Give back exactly the lines that run from the line containing "Read this page and output its text content." through the end of the listing below. Leave out every other line.

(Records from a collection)
-*-*-

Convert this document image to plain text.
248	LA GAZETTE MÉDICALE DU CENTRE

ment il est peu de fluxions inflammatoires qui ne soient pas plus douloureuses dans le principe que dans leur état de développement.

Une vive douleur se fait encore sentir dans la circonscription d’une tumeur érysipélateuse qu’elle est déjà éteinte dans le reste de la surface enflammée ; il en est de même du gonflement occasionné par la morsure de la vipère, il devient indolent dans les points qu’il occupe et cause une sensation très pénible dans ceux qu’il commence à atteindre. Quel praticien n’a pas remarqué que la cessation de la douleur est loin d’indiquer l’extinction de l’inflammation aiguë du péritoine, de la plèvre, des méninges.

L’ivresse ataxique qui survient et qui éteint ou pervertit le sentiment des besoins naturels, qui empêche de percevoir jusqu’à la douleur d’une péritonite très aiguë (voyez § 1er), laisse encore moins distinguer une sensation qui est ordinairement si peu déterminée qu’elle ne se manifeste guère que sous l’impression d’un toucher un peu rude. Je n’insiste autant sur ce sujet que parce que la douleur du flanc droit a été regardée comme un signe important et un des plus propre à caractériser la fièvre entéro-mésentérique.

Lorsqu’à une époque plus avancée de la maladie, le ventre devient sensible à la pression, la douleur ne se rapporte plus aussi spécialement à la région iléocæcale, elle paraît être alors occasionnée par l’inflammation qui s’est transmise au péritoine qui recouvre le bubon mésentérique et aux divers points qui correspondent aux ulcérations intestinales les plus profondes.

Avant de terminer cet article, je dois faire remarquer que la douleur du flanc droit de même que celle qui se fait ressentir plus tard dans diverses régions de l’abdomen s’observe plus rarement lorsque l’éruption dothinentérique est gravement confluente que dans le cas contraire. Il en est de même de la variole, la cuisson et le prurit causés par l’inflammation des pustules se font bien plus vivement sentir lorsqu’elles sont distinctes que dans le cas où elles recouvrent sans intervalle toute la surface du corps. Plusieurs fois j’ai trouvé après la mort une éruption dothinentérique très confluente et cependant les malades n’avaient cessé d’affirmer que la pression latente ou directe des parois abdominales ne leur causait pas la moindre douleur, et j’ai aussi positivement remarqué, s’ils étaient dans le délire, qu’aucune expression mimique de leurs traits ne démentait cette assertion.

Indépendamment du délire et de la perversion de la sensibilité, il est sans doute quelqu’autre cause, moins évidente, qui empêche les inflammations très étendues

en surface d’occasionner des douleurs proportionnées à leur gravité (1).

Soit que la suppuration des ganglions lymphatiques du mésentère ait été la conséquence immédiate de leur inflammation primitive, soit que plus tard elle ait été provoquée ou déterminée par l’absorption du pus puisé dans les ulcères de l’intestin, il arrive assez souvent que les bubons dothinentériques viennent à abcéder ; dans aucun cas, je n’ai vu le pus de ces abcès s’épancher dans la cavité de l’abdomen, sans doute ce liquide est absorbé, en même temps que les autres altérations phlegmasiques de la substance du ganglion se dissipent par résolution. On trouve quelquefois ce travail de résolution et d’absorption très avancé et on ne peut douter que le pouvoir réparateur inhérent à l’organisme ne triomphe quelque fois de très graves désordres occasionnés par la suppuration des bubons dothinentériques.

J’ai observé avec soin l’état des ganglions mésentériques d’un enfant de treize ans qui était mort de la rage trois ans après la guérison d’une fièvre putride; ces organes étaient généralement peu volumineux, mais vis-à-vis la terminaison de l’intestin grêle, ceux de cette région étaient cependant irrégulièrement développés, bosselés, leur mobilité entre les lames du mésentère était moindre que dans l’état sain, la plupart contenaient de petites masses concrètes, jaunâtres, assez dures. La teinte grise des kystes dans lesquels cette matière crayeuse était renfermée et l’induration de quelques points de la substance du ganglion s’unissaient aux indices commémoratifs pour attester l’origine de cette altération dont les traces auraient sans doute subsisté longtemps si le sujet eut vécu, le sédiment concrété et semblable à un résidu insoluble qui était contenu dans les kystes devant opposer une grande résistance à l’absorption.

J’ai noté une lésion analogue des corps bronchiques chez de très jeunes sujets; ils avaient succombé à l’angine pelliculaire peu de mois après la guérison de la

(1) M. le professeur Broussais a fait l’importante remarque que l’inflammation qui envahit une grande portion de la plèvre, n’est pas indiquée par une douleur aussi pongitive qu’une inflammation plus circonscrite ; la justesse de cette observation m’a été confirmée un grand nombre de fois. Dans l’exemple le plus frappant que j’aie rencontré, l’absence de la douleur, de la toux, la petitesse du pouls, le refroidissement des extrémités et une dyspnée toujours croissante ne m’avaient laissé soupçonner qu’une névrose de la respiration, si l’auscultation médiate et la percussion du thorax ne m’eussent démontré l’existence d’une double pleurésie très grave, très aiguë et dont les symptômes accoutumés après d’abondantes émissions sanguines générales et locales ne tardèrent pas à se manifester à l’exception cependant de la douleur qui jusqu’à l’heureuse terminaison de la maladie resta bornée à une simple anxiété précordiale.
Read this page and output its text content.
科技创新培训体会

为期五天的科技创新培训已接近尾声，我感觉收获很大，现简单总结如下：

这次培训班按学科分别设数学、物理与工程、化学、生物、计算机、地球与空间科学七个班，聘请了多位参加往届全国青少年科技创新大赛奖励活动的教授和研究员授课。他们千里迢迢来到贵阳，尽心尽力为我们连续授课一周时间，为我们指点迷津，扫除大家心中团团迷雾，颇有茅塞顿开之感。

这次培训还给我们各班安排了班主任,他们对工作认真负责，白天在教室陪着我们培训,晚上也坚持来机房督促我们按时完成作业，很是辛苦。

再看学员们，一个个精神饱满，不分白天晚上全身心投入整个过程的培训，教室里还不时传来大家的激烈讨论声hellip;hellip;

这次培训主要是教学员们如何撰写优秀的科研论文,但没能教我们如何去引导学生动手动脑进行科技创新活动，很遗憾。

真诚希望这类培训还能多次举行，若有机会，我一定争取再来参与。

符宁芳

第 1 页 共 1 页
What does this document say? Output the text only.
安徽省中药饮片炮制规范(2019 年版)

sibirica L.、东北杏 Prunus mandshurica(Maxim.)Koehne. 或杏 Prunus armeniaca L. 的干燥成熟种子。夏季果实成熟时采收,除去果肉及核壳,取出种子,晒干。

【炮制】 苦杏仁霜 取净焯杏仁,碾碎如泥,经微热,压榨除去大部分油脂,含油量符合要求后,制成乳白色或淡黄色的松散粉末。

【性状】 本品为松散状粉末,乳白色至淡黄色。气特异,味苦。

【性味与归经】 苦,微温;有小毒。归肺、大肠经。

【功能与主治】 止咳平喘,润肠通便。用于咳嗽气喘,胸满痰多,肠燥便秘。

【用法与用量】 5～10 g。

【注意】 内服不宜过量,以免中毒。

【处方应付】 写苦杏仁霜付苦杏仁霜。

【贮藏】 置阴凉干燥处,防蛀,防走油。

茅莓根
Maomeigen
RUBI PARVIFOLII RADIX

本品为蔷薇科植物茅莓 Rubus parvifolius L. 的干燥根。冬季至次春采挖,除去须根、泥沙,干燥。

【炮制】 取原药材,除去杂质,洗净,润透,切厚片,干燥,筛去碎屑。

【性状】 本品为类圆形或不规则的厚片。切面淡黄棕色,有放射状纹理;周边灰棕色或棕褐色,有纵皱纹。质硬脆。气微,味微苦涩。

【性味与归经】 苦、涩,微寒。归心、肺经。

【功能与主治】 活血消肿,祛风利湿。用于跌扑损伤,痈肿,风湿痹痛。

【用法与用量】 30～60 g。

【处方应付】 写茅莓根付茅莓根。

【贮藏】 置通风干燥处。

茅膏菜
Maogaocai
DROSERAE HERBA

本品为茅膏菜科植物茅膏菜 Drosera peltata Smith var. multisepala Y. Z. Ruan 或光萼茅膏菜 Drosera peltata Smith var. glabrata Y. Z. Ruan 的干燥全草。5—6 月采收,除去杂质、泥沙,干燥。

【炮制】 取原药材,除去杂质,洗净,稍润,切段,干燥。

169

-*-*-

COMPLETE RESPONSE.
Read this page and output its text content.
科技创新培训体会

为期五天的科技创新培训已接近尾声，我感觉收获很大，现简单总结如下：

这次培训班按学科分别设数学、物理与工程、化学、生物、计算机、地球与空间科学七个班，聘请了多位参加往届全国青少年科技创新大赛奖励活动的教授和研究员授课。他们千里迢迢来到贵阳，尽心尽力为我们连续授课一周时间，为我们指点迷津，扫除大家心中团团迷雾，颇有茅塞顿开之感。

这次培训还给我们各班安排了班主任,他们对工作认真负责，白天在教室陪着我们培训,晚上也坚持来机房督促我们按时完成作业，很是辛苦。

再看学员们，一个个精神饱满，不分白天晚上全身心投入整个过程的培训，教室里还不时传来大家的激烈讨论声hellip;hellip;

这次培训主要是教学员们如何撰写优秀的科研论文,但没能教我们如何去引导学生动手动脑进行科技创新活动，很遗憾。

真诚希望这类培训还能多次举行，若有机会，我一定争取再来参与。

符宁芳

第 1 页 共 1 页
What does this document say? Output the text only.
安徽省中药饮片炮制规范(2019 年版)

sibirica L.、东北杏 Prunus mandshurica(Maxim.)Koehne. 或杏 Prunus armeniaca L. 的干燥成熟种子。夏季果实成熟时采收,除去果肉及核壳,取出种子,晒干。

【炮制】 苦杏仁霜 取净焯杏仁,碾碎如泥,经微热,压榨除去大部分油脂,含油量符合要求后,制成乳白色或淡黄色的松散粉末。

【性状】 本品为松散状粉末,乳白色至淡黄色。气特异,味苦。

【性味与归经】 苦,微温;有小毒。归肺、大肠经。

【功能与主治】 止咳平喘,润肠通便。用于咳嗽气喘,胸满痰多,肠燥便秘。

【用法与用量】 5～10 g。

【注意】 内服不宜过量,以免中毒。

【处方应付】 写苦杏仁霜付苦杏仁霜。

【贮藏】 置阴凉干燥处,防蛀,防走油。

茅莓根
Maomeigen
RUBI PARVIFOLII RADIX

本品为蔷薇科植物茅莓 Rubus parvifolius L. 的干燥根。冬季至次春采挖,除去须根、泥沙,干燥。

【炮制】 取原药材,除去杂质,洗净,润透,切厚片,干燥,筛去碎屑。

【性状】 本品为类圆形或不规则的厚片。切面淡黄棕色,有放射状纹理;周边灰棕色或棕褐色,有纵皱纹。质硬脆。气微,味微苦涩。

【性味与归经】 苦、涩,微寒。归心、肺经。

【功能与主治】 活血消肿,祛风利湿。用于跌扑损伤,痈肿,风湿痹痛。

【用法与用量】 30～60 g。

【处方应付】 写茅莓根付茅莓根。

【贮藏】 置通风干燥处。

茅膏菜
Maogaocai
DROSERAE HERBA

本品为茅膏菜科植物茅膏菜 Drosera peltata Smith var. multisepala Y. Z. Ruan 或光萼茅膏菜 Drosera peltata Smith var. glabrata Y. Z. Ruan 的干燥全草。5—6 月采收,除去杂质、泥沙,干燥。

【炮制】 取原药材,除去杂质,洗净,稍润,切段,干燥。

169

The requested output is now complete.